- Exercise goal -
Among the entries that follow, tally the lines with the string "Social". Give no more than the number.

- Provided material -
* START *

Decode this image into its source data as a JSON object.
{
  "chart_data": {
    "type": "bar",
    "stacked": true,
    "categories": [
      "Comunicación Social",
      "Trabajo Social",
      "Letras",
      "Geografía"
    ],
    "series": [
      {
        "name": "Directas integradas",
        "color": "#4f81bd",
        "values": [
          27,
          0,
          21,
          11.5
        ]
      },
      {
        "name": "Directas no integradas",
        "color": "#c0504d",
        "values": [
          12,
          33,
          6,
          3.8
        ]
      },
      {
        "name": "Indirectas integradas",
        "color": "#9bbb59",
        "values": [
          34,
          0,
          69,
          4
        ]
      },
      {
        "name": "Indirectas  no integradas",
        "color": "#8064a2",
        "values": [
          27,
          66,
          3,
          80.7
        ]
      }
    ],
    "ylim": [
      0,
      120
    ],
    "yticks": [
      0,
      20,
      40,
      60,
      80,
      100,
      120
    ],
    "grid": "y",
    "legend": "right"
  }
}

* END *

- Finished answer -
2